Records in a dataset
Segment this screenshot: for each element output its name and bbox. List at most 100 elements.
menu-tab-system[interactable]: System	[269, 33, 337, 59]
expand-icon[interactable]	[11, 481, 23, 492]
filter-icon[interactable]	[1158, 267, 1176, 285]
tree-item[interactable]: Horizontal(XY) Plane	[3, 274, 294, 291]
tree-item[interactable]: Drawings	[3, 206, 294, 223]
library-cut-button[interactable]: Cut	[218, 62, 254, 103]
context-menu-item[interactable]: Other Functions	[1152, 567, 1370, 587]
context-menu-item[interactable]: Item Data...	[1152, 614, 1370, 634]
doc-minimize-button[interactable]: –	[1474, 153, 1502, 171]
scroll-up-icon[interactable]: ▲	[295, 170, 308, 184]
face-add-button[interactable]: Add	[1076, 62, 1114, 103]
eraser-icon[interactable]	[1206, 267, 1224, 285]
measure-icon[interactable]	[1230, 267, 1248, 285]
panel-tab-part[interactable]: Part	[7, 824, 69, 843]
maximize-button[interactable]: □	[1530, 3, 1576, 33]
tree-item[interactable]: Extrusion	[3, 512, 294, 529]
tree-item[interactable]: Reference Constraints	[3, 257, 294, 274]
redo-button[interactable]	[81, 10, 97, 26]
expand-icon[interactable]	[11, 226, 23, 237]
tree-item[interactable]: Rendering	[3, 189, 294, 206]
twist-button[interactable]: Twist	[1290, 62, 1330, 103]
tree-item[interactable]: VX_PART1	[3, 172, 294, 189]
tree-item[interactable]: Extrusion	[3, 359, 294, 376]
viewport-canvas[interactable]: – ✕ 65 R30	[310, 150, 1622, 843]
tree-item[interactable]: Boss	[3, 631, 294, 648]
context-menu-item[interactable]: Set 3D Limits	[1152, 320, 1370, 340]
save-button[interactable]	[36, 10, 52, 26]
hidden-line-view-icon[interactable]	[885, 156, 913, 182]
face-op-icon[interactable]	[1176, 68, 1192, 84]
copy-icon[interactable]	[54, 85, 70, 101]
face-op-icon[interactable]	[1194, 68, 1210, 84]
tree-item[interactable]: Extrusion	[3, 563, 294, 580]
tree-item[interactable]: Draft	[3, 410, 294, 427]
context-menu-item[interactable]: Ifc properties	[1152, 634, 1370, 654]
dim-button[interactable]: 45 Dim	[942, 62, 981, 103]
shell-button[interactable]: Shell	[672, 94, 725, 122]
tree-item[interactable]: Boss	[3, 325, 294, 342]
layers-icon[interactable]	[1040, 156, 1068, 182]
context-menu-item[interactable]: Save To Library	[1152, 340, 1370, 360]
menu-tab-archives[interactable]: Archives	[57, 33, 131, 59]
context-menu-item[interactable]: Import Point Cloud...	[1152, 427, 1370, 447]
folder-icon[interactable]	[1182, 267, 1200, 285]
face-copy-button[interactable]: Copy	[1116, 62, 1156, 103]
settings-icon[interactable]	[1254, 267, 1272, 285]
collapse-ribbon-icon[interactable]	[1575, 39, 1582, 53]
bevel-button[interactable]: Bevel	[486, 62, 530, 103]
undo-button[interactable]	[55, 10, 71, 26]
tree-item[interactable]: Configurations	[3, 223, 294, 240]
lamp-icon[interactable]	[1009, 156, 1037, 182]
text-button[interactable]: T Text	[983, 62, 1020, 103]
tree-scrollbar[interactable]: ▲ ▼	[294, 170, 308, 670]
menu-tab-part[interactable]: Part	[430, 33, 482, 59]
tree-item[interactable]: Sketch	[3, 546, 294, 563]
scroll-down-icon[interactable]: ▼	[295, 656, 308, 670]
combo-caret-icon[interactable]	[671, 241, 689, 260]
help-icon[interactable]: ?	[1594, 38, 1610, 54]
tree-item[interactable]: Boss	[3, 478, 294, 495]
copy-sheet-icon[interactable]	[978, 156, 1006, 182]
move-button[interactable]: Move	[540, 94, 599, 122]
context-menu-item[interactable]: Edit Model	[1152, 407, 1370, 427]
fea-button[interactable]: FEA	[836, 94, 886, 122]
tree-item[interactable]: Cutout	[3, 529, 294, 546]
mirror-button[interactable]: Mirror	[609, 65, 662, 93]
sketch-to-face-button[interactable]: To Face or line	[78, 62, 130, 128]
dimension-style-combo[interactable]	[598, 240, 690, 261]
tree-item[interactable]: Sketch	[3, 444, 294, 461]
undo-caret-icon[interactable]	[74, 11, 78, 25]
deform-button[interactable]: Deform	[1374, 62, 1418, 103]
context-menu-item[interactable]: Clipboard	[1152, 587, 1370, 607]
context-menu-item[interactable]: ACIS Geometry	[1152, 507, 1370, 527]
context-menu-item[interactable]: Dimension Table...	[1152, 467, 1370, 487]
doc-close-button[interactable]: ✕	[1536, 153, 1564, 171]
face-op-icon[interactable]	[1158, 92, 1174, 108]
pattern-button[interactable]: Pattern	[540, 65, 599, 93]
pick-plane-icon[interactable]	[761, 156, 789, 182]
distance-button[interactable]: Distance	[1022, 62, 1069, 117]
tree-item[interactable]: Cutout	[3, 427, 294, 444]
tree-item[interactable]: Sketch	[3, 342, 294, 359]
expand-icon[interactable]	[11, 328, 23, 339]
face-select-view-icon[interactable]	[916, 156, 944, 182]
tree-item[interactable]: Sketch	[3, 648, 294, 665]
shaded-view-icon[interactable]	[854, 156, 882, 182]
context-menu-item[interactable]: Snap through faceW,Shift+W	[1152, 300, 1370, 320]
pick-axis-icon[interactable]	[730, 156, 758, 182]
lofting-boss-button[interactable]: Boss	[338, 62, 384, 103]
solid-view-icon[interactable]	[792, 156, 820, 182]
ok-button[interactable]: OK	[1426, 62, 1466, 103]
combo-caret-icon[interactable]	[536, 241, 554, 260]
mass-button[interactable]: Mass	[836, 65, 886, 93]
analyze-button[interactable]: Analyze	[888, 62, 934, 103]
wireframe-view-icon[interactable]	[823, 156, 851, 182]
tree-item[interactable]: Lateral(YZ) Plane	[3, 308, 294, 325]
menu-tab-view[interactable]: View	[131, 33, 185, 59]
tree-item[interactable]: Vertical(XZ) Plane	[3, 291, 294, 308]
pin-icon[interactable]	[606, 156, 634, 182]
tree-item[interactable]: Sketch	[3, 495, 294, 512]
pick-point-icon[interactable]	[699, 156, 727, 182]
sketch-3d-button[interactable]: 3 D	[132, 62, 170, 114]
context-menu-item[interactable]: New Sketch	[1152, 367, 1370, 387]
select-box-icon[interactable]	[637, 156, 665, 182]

--

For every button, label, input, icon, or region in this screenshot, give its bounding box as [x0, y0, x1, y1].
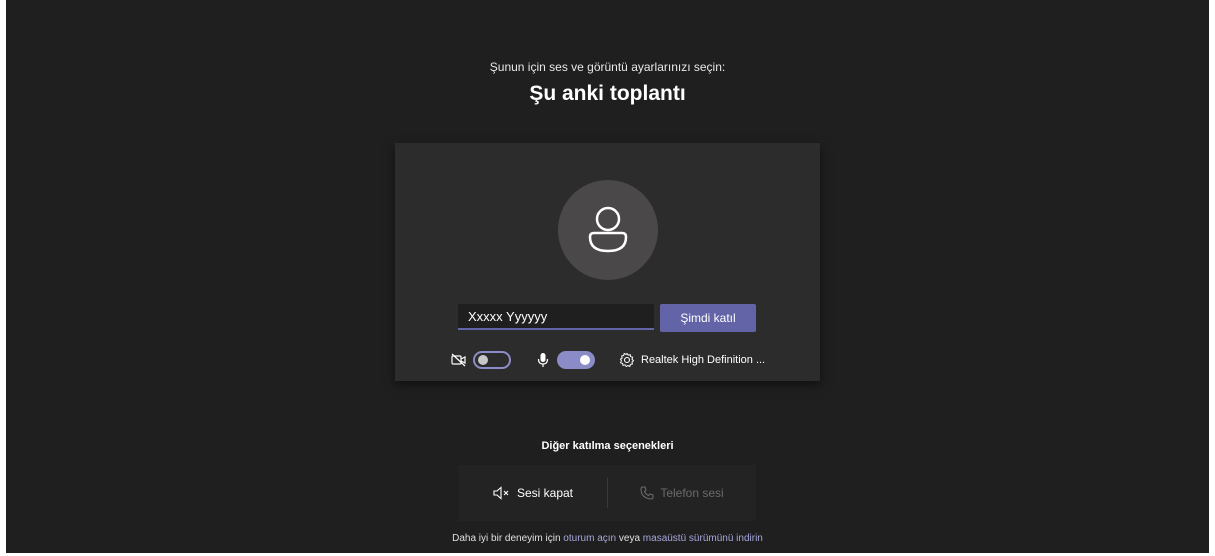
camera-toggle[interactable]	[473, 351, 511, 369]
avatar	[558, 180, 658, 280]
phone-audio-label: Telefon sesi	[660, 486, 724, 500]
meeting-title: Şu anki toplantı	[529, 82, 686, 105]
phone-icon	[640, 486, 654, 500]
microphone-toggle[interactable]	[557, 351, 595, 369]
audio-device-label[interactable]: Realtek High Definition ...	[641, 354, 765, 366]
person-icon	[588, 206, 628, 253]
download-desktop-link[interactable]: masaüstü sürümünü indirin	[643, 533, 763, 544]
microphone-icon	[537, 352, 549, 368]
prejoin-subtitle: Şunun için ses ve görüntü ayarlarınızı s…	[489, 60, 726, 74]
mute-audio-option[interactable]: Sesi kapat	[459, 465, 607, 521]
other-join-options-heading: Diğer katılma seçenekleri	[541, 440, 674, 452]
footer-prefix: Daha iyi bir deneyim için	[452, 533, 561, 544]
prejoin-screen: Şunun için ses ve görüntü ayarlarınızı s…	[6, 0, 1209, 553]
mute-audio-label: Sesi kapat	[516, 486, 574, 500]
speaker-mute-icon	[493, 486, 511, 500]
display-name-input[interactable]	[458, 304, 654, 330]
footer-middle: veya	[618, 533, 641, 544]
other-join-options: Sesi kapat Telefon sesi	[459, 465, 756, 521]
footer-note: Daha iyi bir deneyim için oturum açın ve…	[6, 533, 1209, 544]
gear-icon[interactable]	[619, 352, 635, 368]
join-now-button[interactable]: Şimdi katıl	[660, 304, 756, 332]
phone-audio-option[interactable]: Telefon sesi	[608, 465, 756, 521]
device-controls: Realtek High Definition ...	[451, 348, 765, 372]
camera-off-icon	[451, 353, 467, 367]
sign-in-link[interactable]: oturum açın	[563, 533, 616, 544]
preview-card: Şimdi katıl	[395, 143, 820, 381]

**STATED EXERCISE:**
Copy the data above word for word, from the line containing "Segment this screenshot: for" through the line containing "context-menu-item[interactable]: Set 3D", including both of those lines.

**COMPLETE ANSWER:**
Segment this screenshot: for each element output its name and bbox. List at most 100 elements.
menu-tab-system[interactable]: System	[269, 33, 337, 59]
expand-icon[interactable]	[11, 481, 23, 492]
filter-icon[interactable]	[1158, 267, 1176, 285]
tree-item[interactable]: Horizontal(XY) Plane	[3, 274, 294, 291]
tree-item[interactable]: Drawings	[3, 206, 294, 223]
library-cut-button[interactable]: Cut	[218, 62, 254, 103]
context-menu-item[interactable]: Other Functions	[1152, 567, 1370, 587]
context-menu-item[interactable]: Item Data...	[1152, 614, 1370, 634]
doc-minimize-button[interactable]: –	[1474, 153, 1502, 171]
scroll-up-icon[interactable]: ▲	[295, 170, 308, 184]
face-add-button[interactable]: Add	[1076, 62, 1114, 103]
eraser-icon[interactable]	[1206, 267, 1224, 285]
measure-icon[interactable]	[1230, 267, 1248, 285]
panel-tab-part[interactable]: Part	[7, 824, 69, 843]
maximize-button[interactable]: □	[1530, 3, 1576, 33]
tree-item[interactable]: Extrusion	[3, 512, 294, 529]
tree-item[interactable]: Reference Constraints	[3, 257, 294, 274]
redo-button[interactable]	[81, 10, 97, 26]
expand-icon[interactable]	[11, 226, 23, 237]
tree-item[interactable]: Rendering	[3, 189, 294, 206]
twist-button[interactable]: Twist	[1290, 62, 1330, 103]
tree-item[interactable]: VX_PART1	[3, 172, 294, 189]
tree-item[interactable]: Extrusion	[3, 359, 294, 376]
viewport-canvas[interactable]: – ✕ 65 R30	[310, 150, 1622, 843]
tree-item[interactable]: Boss	[3, 631, 294, 648]
context-menu-item[interactable]: Set 3D Limits	[1152, 320, 1370, 340]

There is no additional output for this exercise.